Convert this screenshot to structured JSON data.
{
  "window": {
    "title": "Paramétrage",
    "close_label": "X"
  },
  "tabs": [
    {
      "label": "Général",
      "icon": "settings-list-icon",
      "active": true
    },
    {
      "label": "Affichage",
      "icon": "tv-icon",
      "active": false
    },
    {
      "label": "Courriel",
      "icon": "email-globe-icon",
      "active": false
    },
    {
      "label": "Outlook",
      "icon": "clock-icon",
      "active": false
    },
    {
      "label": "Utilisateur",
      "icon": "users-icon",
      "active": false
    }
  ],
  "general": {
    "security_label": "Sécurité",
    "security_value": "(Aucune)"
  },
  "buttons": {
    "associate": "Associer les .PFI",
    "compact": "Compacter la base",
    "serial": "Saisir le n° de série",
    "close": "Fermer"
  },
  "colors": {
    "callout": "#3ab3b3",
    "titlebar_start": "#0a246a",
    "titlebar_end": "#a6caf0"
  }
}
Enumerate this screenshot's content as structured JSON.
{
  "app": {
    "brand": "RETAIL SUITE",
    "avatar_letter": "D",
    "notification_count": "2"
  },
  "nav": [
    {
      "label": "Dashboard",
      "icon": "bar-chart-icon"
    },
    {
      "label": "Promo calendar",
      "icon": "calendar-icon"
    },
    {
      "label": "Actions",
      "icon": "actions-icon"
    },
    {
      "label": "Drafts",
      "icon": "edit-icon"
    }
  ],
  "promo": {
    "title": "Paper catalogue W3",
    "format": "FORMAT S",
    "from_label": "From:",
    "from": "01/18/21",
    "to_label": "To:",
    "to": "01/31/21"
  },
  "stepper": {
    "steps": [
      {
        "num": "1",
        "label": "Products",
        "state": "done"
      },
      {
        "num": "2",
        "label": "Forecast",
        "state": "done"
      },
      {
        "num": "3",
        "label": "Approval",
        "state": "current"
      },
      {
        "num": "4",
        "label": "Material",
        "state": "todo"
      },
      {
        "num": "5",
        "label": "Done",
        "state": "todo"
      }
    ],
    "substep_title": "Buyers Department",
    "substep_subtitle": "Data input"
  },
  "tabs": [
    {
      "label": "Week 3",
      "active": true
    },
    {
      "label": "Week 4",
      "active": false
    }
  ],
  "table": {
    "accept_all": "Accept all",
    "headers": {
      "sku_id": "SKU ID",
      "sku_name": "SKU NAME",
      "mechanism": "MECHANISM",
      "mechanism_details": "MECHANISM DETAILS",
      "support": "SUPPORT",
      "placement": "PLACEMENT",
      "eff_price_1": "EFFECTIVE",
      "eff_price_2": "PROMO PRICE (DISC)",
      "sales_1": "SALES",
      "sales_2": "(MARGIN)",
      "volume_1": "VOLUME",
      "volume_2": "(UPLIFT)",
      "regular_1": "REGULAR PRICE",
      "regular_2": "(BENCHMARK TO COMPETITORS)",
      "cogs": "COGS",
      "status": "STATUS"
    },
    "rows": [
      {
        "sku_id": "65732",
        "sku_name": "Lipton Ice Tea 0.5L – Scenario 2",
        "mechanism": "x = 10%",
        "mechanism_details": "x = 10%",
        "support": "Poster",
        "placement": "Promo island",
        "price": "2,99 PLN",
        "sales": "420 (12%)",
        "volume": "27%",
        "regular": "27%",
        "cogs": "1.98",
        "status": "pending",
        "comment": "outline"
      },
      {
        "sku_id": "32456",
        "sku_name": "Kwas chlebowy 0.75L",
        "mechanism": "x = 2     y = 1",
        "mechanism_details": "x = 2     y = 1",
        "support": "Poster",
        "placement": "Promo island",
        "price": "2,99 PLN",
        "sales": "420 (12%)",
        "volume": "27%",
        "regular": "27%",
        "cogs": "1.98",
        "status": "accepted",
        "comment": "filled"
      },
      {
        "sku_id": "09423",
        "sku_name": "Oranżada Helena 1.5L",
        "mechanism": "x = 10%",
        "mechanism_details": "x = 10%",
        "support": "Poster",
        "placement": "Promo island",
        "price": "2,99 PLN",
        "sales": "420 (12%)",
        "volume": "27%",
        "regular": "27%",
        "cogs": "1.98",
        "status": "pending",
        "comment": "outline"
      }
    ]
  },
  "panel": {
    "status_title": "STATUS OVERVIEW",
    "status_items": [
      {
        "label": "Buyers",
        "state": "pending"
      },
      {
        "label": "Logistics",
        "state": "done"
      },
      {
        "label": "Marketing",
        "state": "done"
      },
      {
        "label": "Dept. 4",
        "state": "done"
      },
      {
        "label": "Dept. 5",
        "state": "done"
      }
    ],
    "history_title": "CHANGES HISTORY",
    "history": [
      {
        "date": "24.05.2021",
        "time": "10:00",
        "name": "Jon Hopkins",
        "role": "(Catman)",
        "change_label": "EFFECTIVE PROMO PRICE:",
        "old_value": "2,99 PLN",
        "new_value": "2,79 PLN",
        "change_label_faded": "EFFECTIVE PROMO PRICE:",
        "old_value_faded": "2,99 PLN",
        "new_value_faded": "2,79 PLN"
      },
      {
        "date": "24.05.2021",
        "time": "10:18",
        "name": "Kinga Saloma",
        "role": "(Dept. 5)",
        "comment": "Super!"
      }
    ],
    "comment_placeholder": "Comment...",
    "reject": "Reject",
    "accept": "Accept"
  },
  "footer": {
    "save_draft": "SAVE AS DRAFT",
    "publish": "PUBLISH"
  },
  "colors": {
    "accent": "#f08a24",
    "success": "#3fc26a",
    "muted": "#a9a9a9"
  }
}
□ □ □
### Written problem
Output the entries verbatim.

### Exercise response
Convert this screenshot to structured JSON data.
{
  "window": {
    "title": "Paramétrage",
    "close_label": "X"
  },
  "tabs": [
    {
      "label": "Général",
      "icon": "settings-list-icon",
      "active": true
    },
    {
      "label": "Affichage",
      "icon": "tv-icon",
      "active": false
    },
    {
      "label": "Courriel",
      "icon": "email-globe-icon",
      "active": false
    },
    {
      "label": "Outlook",
      "icon": "clock-icon",
      "active": false
    },
    {
      "label": "Utilisateur",
      "icon": "users-icon",
      "active": false
    }
  ],
  "general": {
    "security_label": "Sécurité",
    "security_value": "(Aucune)"
  },
  "buttons": {
    "associate": "Associer les .PFI",
    "compact": "Compacter la base",
    "serial": "Saisir le n° de série",
    "close": "Fermer"
  },
  "colors": {
    "callout": "#3ab3b3",
    "titlebar_start": "#0a246a",
    "titlebar_end": "#a6caf0"
  }
}
Enumerate this screenshot's content as structured JSON.
{
  "app": {
    "brand": "RETAIL SUITE",
    "avatar_letter": "D",
    "notification_count": "2"
  },
  "nav": [
    {
      "label": "Dashboard",
      "icon": "bar-chart-icon"
    },
    {
      "label": "Promo calendar",
      "icon": "calendar-icon"
    },
    {
      "label": "Actions",
      "icon": "actions-icon"
    },
    {
      "label": "Drafts",
      "icon": "edit-icon"
    }
  ],
  "promo": {
    "title": "Paper catalogue W3",
    "format": "FORMAT S",
    "from_label": "From:",
    "from": "01/18/21",
    "to_label": "To:",
    "to": "01/31/21"
  },
  "stepper": {
    "steps": [
      {
        "num": "1",
        "label": "Products",
        "state": "done"
      },
      {
        "num": "2",
        "label": "Forecast",
        "state": "done"
      },
      {
        "num": "3",
        "label": "Approval",
        "state": "current"
      },
      {
        "num": "4",
        "label": "Material",
        "state": "todo"
      },
      {
        "num": "5",
        "label": "Done",
        "state": "todo"
      }
    ],
    "substep_title": "Buyers Department",
    "substep_subtitle": "Data input"
  },
  "tabs": [
    {
      "label": "Week 3",
      "active": true
    },
    {
      "label": "Week 4",
      "active": false
    }
  ],
  "table": {
    "accept_all": "Accept all",
    "headers": {
      "sku_id": "SKU ID",
      "sku_name": "SKU NAME",
      "mechanism": "MECHANISM",
      "mechanism_details": "MECHANISM DETAILS",
      "support": "SUPPORT",
      "placement": "PLACEMENT",
      "eff_price_1": "EFFECTIVE",
      "eff_price_2": "PROMO PRICE (DISC)",
      "sales_1": "SALES",
      "sales_2": "(MARGIN)",
      "volume_1": "VOLUME",
      "volume_2": "(UPLIFT)",
      "regular_1": "REGULAR PRICE",
      "regular_2": "(BENCHMARK TO COMPETITORS)",
      "cogs": "COGS",
      "status": "STATUS"
    },
    "rows": [
      {
        "sku_id": "65732",
        "sku_name": "Lipton Ice Tea 0.5L – Scenario 2",
        "mechanism": "x = 10%",
        "mechanism_details": "x = 10%",
        "support": "Poster",
        "placement": "Promo island",
        "price": "2,99 PLN",
        "sales": "420 (12%)",
        "volume": "27%",
        "regular": "27%",
        "cogs": "1.98",
        "status": "pending",
        "comment": "outline"
      },
      {
        "sku_id": "32456",
        "sku_name": "Kwas chlebowy 0.75L",
        "mechanism": "x = 2     y = 1",
        "mechanism_details": "x = 2     y = 1",
        "support": "Poster",
        "placement": "Promo island",
        "price": "2,99 PLN",
        "sales": "420 (12%)",
        "volume": "27%",
        "regular": "27%",
        "cogs": "1.98",
        "status": "accepted",
        "comment": "filled"
      },
      {
        "sku_id": "09423",
        "sku_name": "Oranżada Helena 1.5L",
        "mechanism": "x = 10%",
        "mechanism_details": "x = 10%",
        "support": "Poster",
        "placement": "Promo island",
        "price": "2,99 PLN",
        "sales": "420 (12%)",
        "volume": "27%",
        "regular": "27%",
        "cogs": "1.98",
        "status": "pending",
        "comment": "outline"
      }
    ]
  },
  "panel": {
    "status_title": "STATUS OVERVIEW",
    "status_items": [
      {
        "label": "Buyers",
        "state": "pending"
      },
      {
        "label": "Logistics",
        "state": "done"
      },
      {
        "label": "Marketing",
        "state": "done"
      },
      {
        "label": "Dept. 4",
        "state": "done"
      },
      {
        "label": "Dept. 5",
        "state": "done"
      }
    ],
    "history_title": "CHANGES HISTORY",
    "history": [
      {
        "date": "24.05.2021",
        "time": "10:00",
        "name": "Jon Hopkins",
        "role": "(Catman)",
        "change_label": "EFFECTIVE PROMO PRICE:",
        "old_value": "2,99 PLN",
        "new_value": "2,79 PLN",
        "change_label_faded": "EFFECTIVE PROMO PRICE:",
        "old_value_faded": "2,99 PLN",
        "new_value_faded": "2,79 PLN"
      },
      {
        "date": "24.05.2021",
        "time": "10:18",
        "name": "Kinga Saloma",
        "role": "(Dept. 5)",
        "comment": "Super!"
      }
    ],
    "comment_placeholder": "Comment...",
    "reject": "Reject",
    "accept": "Accept"
  },
  "footer": {
    "save_draft": "SAVE AS DRAFT",
    "publish": "PUBLISH"
  },
  "colors": {
    "accent": "#f08a24",
    "success": "#3fc26a",
    "muted": "#a9a9a9"
  }
}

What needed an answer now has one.